─── Dataset extract

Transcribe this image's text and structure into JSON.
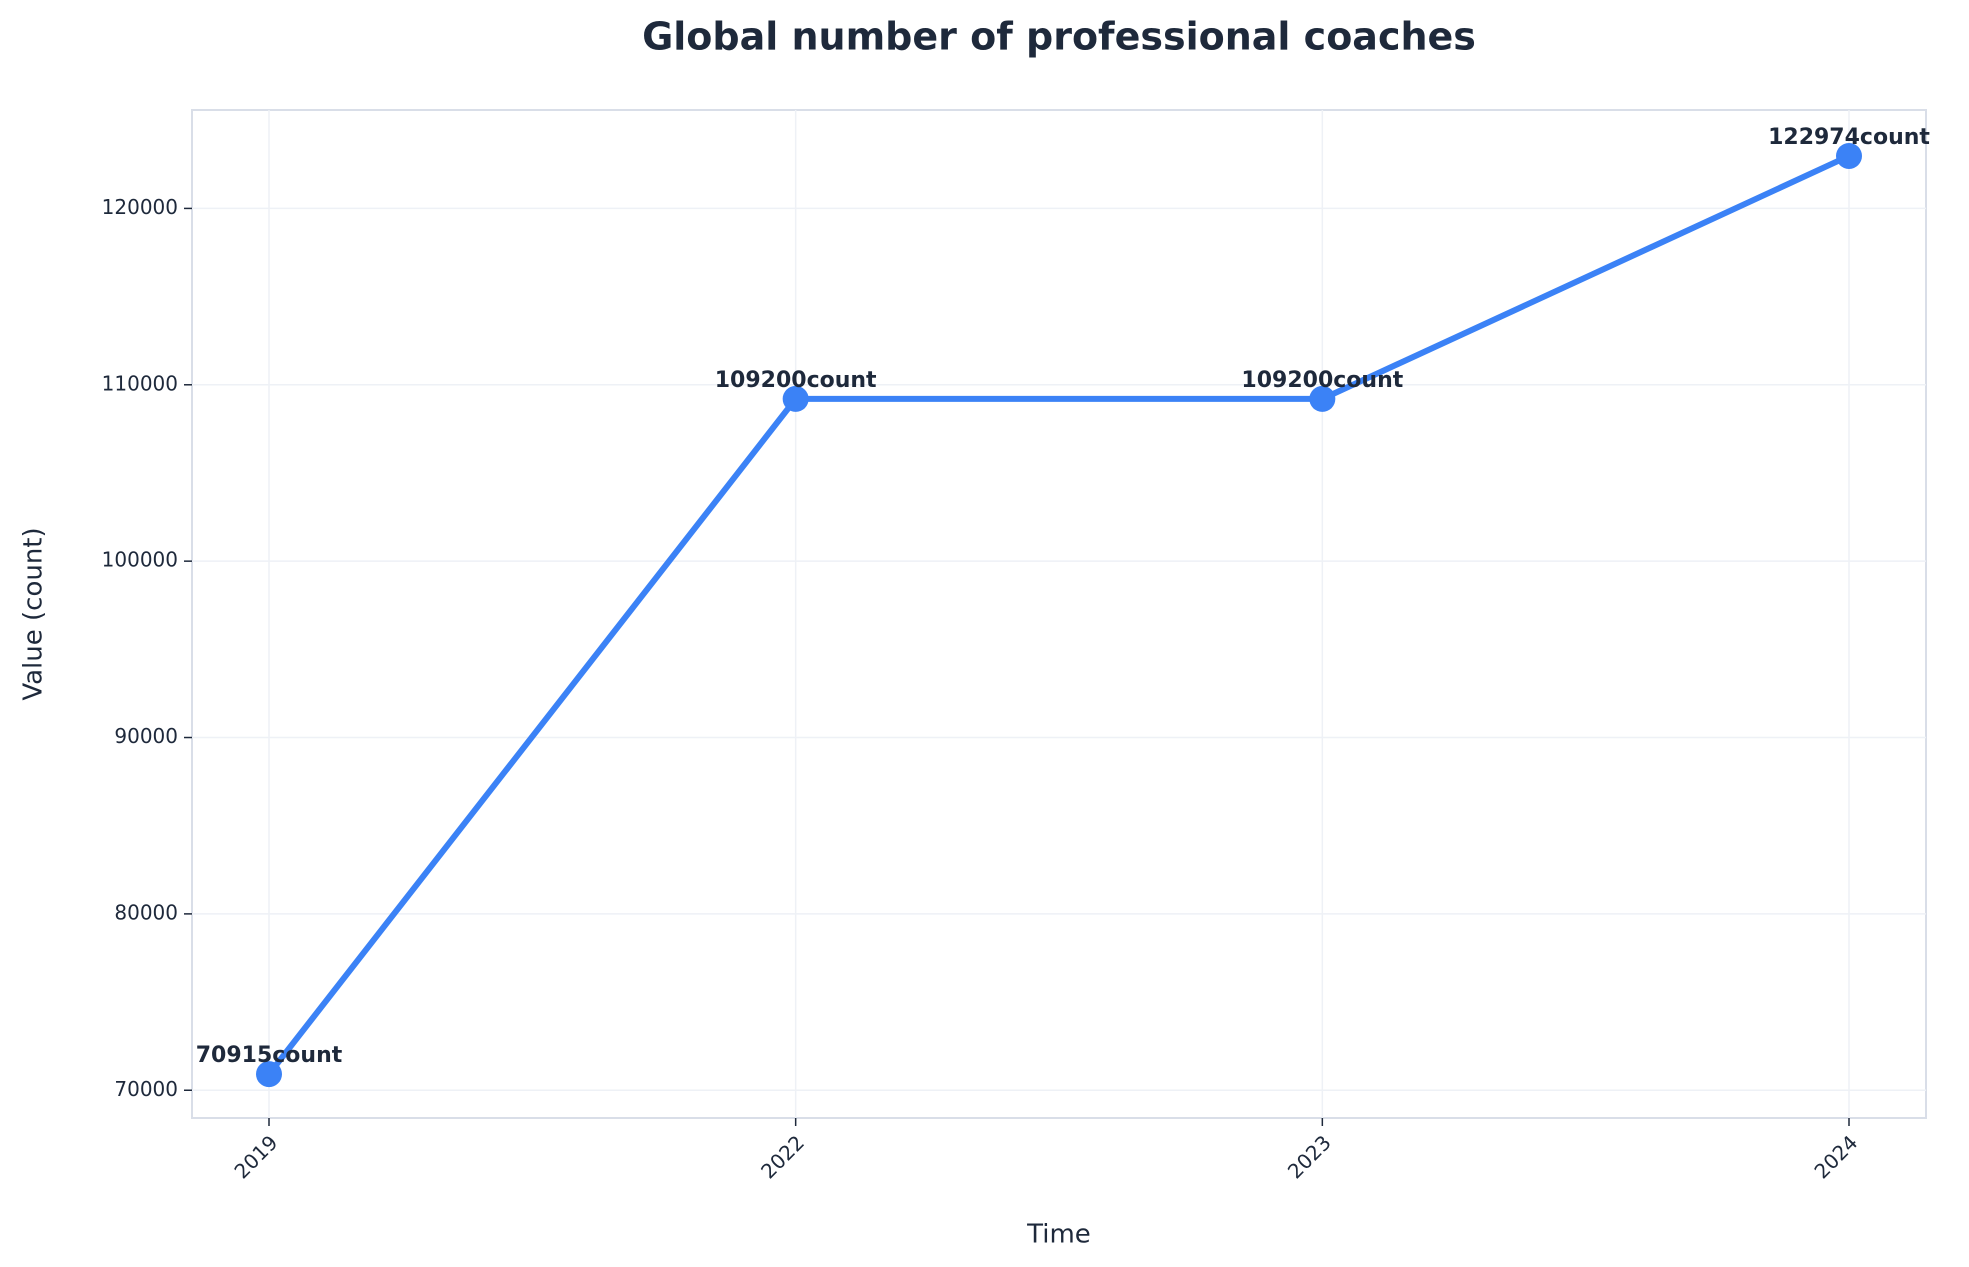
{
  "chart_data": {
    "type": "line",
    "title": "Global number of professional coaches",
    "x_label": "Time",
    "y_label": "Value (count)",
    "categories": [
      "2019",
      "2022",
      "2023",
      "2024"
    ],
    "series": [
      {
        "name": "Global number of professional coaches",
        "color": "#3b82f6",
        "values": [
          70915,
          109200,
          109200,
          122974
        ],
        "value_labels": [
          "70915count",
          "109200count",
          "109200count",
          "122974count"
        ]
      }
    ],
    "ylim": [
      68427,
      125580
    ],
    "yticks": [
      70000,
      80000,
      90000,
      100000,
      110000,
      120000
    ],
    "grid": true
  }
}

──────
─── Dataset extract

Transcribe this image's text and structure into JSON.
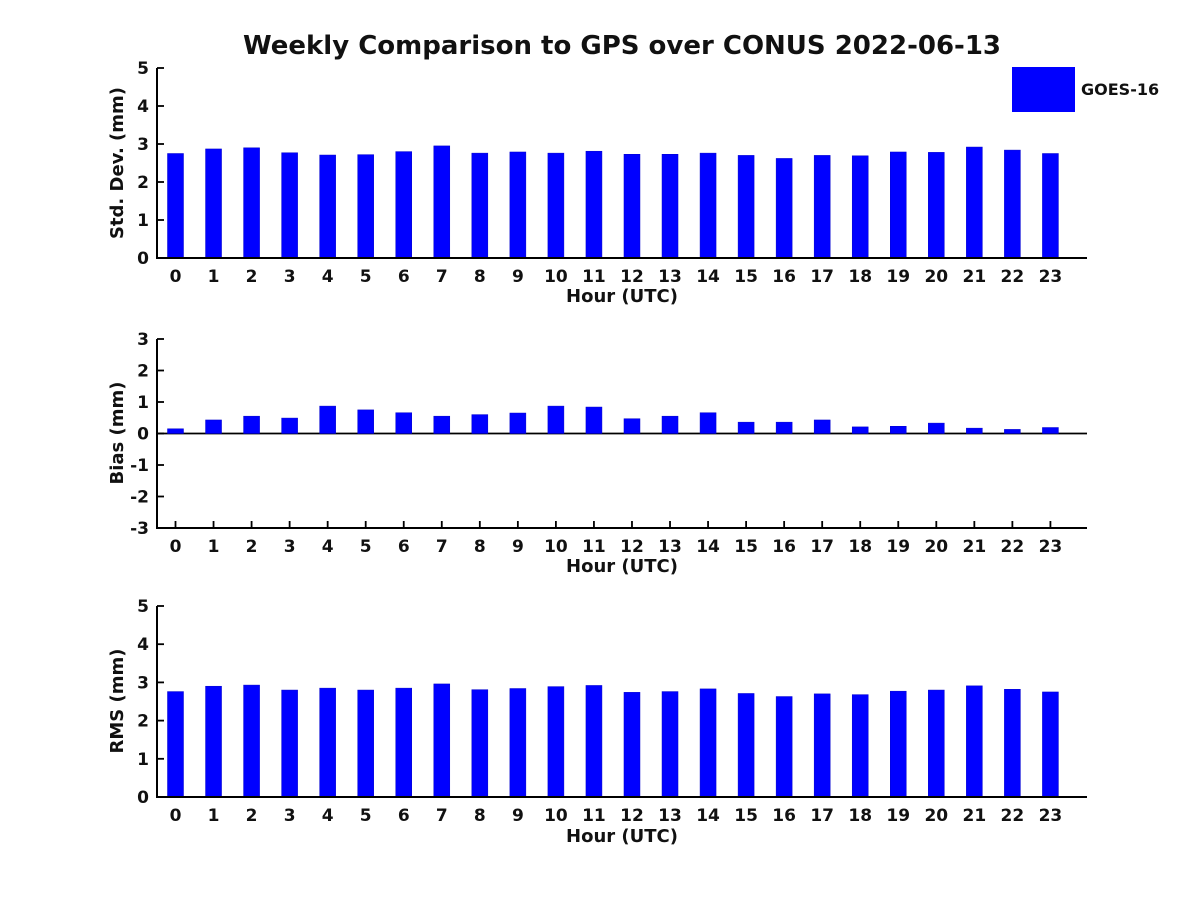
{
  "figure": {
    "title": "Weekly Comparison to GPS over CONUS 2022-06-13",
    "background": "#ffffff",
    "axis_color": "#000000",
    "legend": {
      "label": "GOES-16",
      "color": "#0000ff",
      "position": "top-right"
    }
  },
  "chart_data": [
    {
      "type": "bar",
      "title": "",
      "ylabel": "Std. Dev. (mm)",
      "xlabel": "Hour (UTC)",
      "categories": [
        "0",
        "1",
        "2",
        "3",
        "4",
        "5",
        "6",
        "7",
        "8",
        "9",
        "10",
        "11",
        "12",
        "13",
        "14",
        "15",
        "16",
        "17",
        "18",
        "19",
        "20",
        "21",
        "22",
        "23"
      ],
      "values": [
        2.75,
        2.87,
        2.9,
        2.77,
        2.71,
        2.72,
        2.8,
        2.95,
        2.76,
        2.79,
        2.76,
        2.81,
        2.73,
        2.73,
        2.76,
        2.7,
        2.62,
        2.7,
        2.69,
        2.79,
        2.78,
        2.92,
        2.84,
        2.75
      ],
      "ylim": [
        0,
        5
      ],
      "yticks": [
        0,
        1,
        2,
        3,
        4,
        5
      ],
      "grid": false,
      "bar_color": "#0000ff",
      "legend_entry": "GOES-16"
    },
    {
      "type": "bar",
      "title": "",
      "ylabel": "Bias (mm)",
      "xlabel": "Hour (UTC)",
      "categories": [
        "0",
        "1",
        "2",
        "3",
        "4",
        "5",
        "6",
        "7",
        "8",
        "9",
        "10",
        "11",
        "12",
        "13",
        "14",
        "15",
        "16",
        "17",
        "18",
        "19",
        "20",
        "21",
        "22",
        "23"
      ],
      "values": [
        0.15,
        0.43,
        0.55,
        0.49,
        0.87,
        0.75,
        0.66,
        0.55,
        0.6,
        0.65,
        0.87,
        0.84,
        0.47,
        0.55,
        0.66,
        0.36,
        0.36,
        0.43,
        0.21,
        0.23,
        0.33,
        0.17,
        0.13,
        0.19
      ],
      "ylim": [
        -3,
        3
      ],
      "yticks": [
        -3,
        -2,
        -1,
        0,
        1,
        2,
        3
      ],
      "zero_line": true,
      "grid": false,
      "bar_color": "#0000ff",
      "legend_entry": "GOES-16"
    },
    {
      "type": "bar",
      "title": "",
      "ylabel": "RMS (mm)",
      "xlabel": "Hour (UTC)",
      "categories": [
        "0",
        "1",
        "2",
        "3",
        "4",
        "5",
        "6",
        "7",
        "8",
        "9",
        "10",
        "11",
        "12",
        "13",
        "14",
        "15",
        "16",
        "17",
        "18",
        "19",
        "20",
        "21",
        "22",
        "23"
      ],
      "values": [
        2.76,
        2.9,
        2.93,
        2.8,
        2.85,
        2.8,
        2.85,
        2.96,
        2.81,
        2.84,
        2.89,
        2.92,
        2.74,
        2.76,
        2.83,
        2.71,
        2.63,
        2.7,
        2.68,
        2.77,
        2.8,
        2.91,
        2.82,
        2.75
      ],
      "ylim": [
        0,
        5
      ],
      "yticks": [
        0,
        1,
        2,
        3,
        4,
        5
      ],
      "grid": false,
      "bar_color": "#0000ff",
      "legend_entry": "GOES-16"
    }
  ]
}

──────

▶ [Stated goal]: Show, from the listing above, each line that contains the word "Global".

▶ [Right answer]:
    "title": "Global number of professional coaches",
        "name": "Global number of professional coaches",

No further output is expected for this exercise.